--- BEGIN ---
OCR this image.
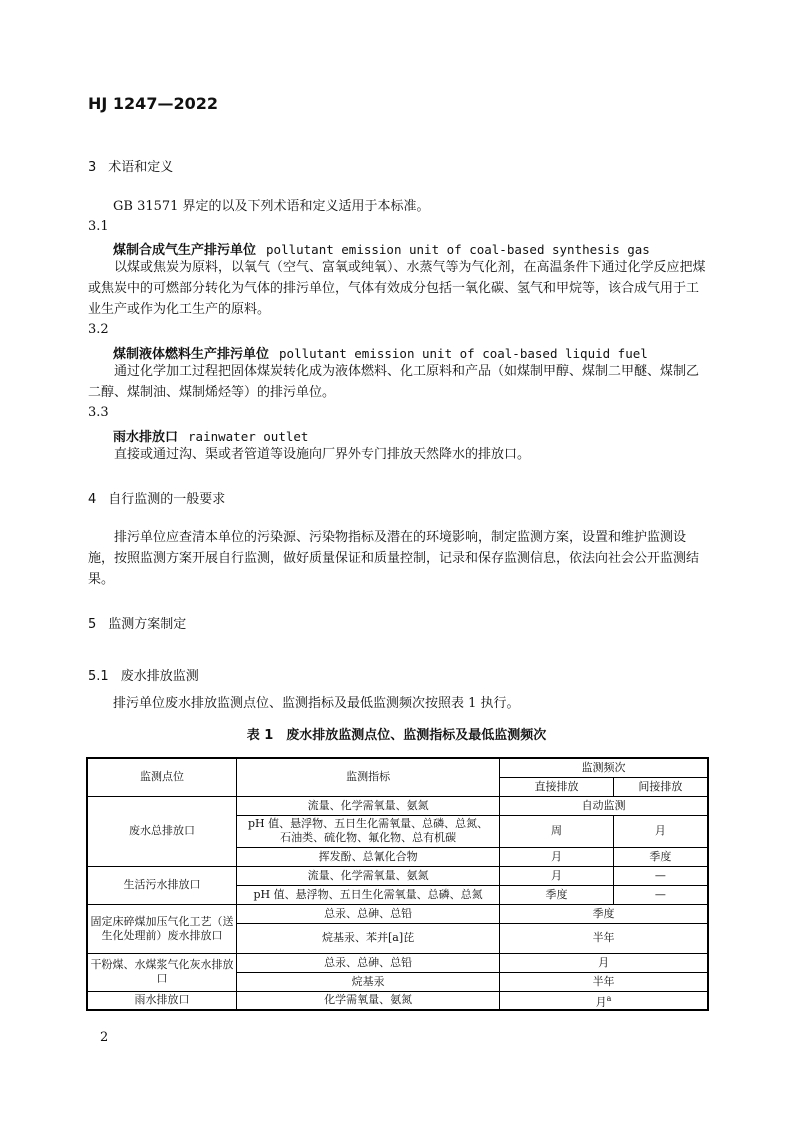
HJ 1247—2022
3 术语和定义
GB 31571 界定的以及下列术语和定义适用于本标准。
3.1
煤制合成气生产排污单位 pollutant emission unit of coal-based synthesis gas
以煤或焦炭为原料，以氧气（空气、富氧或纯氧）、水蒸气等为气化剂，在高温条件下通过化学反应把煤或焦炭中的可燃部分转化为气体的排污单位，气体有效成分包括一氧化碳、氢气和甲烷等，该合成气用于工业生产或作为化工生产的原料。
3.2
煤制液体燃料生产排污单位 pollutant emission unit of coal-based liquid fuel
通过化学加工过程把固体煤炭转化成为液体燃料、化工原料和产品（如煤制甲醇、煤制二甲醚、煤制乙二醇、煤制油、煤制烯烃等）的排污单位。
3.3
雨水排放口 rainwater outlet
直接或通过沟、渠或者管道等设施向厂界外专门排放天然降水的排放口。
4 自行监测的一般要求
排污单位应查清本单位的污染源、污染物指标及潜在的环境影响，制定监测方案，设置和维护监测设施，按照监测方案开展自行监测，做好质量保证和质量控制，记录和保存监测信息，依法向社会公开监测结果。
5 监测方案制定
5.1 废水排放监测
排污单位废水排放监测点位、监测指标及最低监测频次按照表 1 执行。
表 1　废水排放监测点位、监测指标及最低监测频次
监测点位	监测指标	监测频次	
		直接排放	间接排放
废水总排放口	流量、化学需氧量、氨氮	自动监测	
	pH 值、悬浮物、五日生化需氧量、总磷、总氮、
石油类、硫化物、氟化物、总有机碳	周	月
	挥发酚、总氰化合物	月	季度
生活污水排放口	流量、化学需氧量、氨氮	月	—
	pH 值、悬浮物、五日生化需氧量、总磷、总氮	季度	—
固定床碎煤加压气化工艺（送生化处理前）废水排放口	总汞、总砷、总铅	季度	
	烷基汞、苯并[a]芘	半年	
干粉煤、水煤浆气化灰水排放口	总汞、总砷、总铅	月	
	烷基汞	半年	
雨水排放口	化学需氧量、氨氮	月$^a$
2
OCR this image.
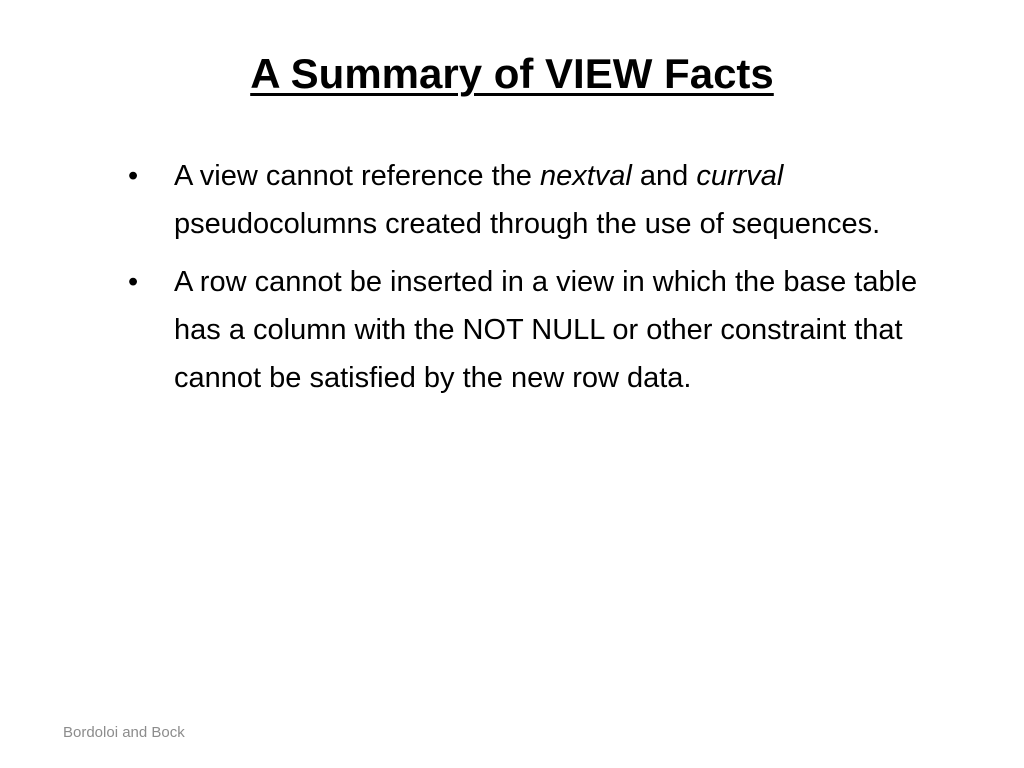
A Summary of VIEW Facts
•	A view cannot reference the nextval and currval pseudocolumns created through the use of sequences.
•	A row cannot be inserted in a view in which the base table has a column with the NOT NULL or other constraint that cannot be satisfied by the new row data.
Bordoloi and Bock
--- END ---
Work out the count of lines containing the word "五日生化需氧量", then write only that count.

2